Collected data entries:
──────────────────────────────
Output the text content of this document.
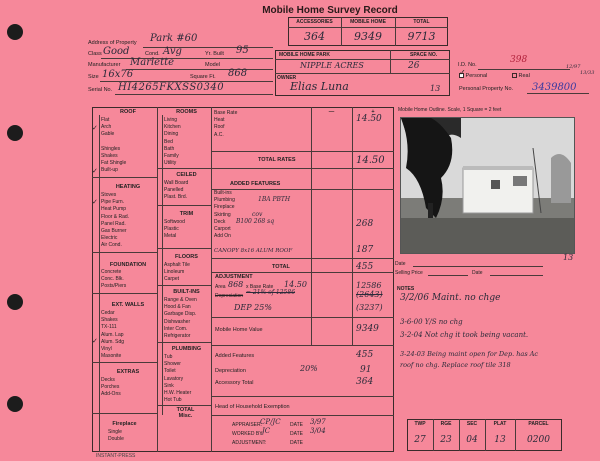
Mobile Home Survey Record
ACCESSORIES	MOBILE HOME	TOTAL
364	9349	9713
Address of Property Park #60
Class Good	Cond. Avg	Yr. Built 95
Manufacturer Marlette	Model
Size 16x76	Square Ft. 868
Serial No. HI4265FKXSS0340
MOBILE HOME PARK	SPACE NO.
NIPPLE ACRES	26
OWNER
Elias Luna	13
I.D. No.	398
12/97
13/33
✓ Personal	Real
Personal Property No. 3439800
ROOF
Flat
Arch
Gable
Shingles
Shakes
Fat Shingle
Built-up
✓
✓
HEATING
Stoves
Pipe Furn.
Heat Pump
Floor & Rad.
Panel Rad.
Gas Burner
Electric
Air Cond.
✓
FOUNDATION
Concrete
Conc. Blk.
Posts/Piers
EXT. WALLS
Cedar
Shakes
TX-111
Alum. Lap
Alum. Sdg
Vinyl
Masonite
✓
EXTRAS
Decks
Porches
Add-Ons
Fireplace
Single
Double
ROOMS
Living
Kitchen
Dining
Bed
Bath
Family
Utility
CEILED
Wall Board
Panelled
Plast. Brd.
TRIM
Softwood
Plastic
Metal
FLOORS
Asphalt Tile
Linoleum
Carpet
BUILT-INS
Range & Oven
Hood & Fan
Garbage Disp.
Dishwasher
Inter Com.
Refrigerator
PLUMBING
Tub
Shower
Toilet
Lavatory
Sink
H.W. Heater
Hot Tub
TOTAL
Misc.
—	+
Base Rate
Heat
Roof
A.C.
14.50
TOTAL RATES	14.50
ADDED FEATURES
Built-ins
Plumbing
Fireplace
Skirting
Deck
Carport
Add On
1BA PBTH
cov
B100 268 sq	268
CANOPY 8x16 ALUM ROOF	187
TOTAL	455
ADJUSTMENT
Area 868 x Base Rate 14.50	12586
Depreciation = 21% of 12586	(2643)
DEP 25%	(3237)
Mobile Home Value	9349
Added Features	455
Depreciation	20%	91
Accessory Total	364
Head of Household Exemption
APPRAISER:
CP/JC DATE 3/97
WORKED BY:
JC	DATE 3/04
ADJUSTMENT:	DATE
Mobile Home Outline. Scale, 1 Square = 2 feet
13
Date
Selling Price	Date
NOTES
3/2/06 Maint. no chge
3-6-00 Y/S no chg
3-2-04 Not chg it took being vacant.
3-24-03 Being maint open for Dep. has Ac
roof no chg. Replace roof tile 318
TWP	RGE	SEC	PLAT	PARCEL
27	23	04	13	0200
INSTANT-PRESS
──────────────────────────────
Your task: Copy all the records above exactly, but leave out the pictures.

Written solution:
Output the text content of this document.
Mobile Home Survey Record
ACCESSORIES	MOBILE HOME	TOTAL
364	9349	9713
Address of Property Park #60
Class Good	Cond. Avg	Yr. Built 95
Manufacturer Marlette	Model
Size 16x76	Square Ft. 868
Serial No. HI4265FKXSS0340
MOBILE HOME PARK	SPACE NO.
NIPPLE ACRES	26
OWNER
Elias Luna	13
I.D. No.	398
12/97
13/33
✓ Personal	Real
Personal Property No. 3439800
ROOF
Flat
Arch
Gable
Shingles
Shakes
Fat Shingle
Built-up
✓
✓
HEATING
Stoves
Pipe Furn.
Heat Pump
Floor & Rad.
Panel Rad.
Gas Burner
Electric
Air Cond.
✓
FOUNDATION
Concrete
Conc. Blk.
Posts/Piers
EXT. WALLS
Cedar
Shakes
TX-111
Alum. Lap
Alum. Sdg
Vinyl
Masonite
✓
EXTRAS
Decks
Porches
Add-Ons
Fireplace
Single
Double
ROOMS
Living
Kitchen
Dining
Bed
Bath
Family
Utility
CEILED
Wall Board
Panelled
Plast. Brd.
TRIM
Softwood
Plastic
Metal
FLOORS
Asphalt Tile
Linoleum
Carpet
BUILT-INS
Range & Oven
Hood & Fan
Garbage Disp.
Dishwasher
Inter Com.
Refrigerator
PLUMBING
Tub
Shower
Toilet
Lavatory
Sink
H.W. Heater
Hot Tub
TOTAL
Misc.
—	+
Base Rate
Heat
Roof
A.C.
14.50
TOTAL RATES	14.50
ADDED FEATURES
Built-ins
Plumbing
Fireplace
Skirting
Deck
Carport
Add On
1BA PBTH
cov
B100 268 sq	268
CANOPY 8x16 ALUM ROOF	187
TOTAL	455
ADJUSTMENT
Area 868 x Base Rate 14.50	12586
Depreciation = 21% of 12586	(2643)
DEP 25%	(3237)
Mobile Home Value	9349
Added Features	455
Depreciation	20%	91
Accessory Total	364
Head of Household Exemption
APPRAISER:
CP/JC DATE 3/97
WORKED BY:
JC	DATE 3/04
ADJUSTMENT:	DATE
Mobile Home Outline. Scale, 1 Square = 2 feet
13
Date
Selling Price	Date
NOTES
3/2/06 Maint. no chge
3-6-00 Y/S no chg
3-2-04 Not chg it took being vacant.
3-24-03 Being maint open for Dep. has Ac
roof no chg. Replace roof tile 318
TWP	RGE	SEC	PLAT	PARCEL
27	23	04	13	0200
INSTANT-PRESS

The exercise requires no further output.